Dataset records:
────────────────

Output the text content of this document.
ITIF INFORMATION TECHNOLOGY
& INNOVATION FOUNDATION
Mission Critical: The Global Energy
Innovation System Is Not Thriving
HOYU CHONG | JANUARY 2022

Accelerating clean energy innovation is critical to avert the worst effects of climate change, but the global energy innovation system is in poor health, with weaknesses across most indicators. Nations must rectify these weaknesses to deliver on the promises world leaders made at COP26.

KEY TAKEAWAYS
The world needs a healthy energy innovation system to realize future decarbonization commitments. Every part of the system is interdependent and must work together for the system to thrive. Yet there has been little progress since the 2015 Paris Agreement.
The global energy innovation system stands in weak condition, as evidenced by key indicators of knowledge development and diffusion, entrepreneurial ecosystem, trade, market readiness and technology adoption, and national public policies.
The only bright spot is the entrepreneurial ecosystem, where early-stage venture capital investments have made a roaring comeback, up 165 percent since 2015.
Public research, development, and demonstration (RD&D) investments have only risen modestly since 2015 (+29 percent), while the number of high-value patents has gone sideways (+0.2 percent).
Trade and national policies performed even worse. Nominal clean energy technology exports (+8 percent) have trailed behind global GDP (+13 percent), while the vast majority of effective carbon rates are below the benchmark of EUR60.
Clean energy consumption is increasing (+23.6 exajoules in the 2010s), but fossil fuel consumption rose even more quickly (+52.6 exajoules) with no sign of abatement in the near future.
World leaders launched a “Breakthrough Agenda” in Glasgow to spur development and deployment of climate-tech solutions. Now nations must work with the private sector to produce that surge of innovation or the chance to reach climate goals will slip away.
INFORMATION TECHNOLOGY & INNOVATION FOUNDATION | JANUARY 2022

────────────────

▶ **REQUIREMENTS**:
Copy all of the material word for word.

▶ **EXERCISE RESULT**:
Output the text content of this document.
ITIF INFORMATION TECHNOLOGY
& INNOVATION FOUNDATION
Mission Critical: The Global Energy
Innovation System Is Not Thriving
HOYU CHONG | JANUARY 2022

Accelerating clean energy innovation is critical to avert the worst effects of climate change, but the global energy innovation system is in poor health, with weaknesses across most indicators. Nations must rectify these weaknesses to deliver on the promises world leaders made at COP26.

KEY TAKEAWAYS
The world needs a healthy energy innovation system to realize future decarbonization commitments. Every part of the system is interdependent and must work together for the system to thrive. Yet there has been little progress since the 2015 Paris Agreement.
The global energy innovation system stands in weak condition, as evidenced by key indicators of knowledge development and diffusion, entrepreneurial ecosystem, trade, market readiness and technology adoption, and national public policies.
The only bright spot is the entrepreneurial ecosystem, where early-stage venture capital investments have made a roaring comeback, up 165 percent since 2015.
Public research, development, and demonstration (RD&D) investments have only risen modestly since 2015 (+29 percent), while the number of high-value patents has gone sideways (+0.2 percent).
Trade and national policies performed even worse. Nominal clean energy technology exports (+8 percent) have trailed behind global GDP (+13 percent), while the vast majority of effective carbon rates are below the benchmark of EUR60.
Clean energy consumption is increasing (+23.6 exajoules in the 2010s), but fossil fuel consumption rose even more quickly (+52.6 exajoules) with no sign of abatement in the near future.
World leaders launched a “Breakthrough Agenda” in Glasgow to spur development and deployment of climate-tech solutions. Now nations must work with the private sector to produce that surge of innovation or the chance to reach climate goals will slip away.
INFORMATION TECHNOLOGY & INNOVATION FOUNDATION | JANUARY 2022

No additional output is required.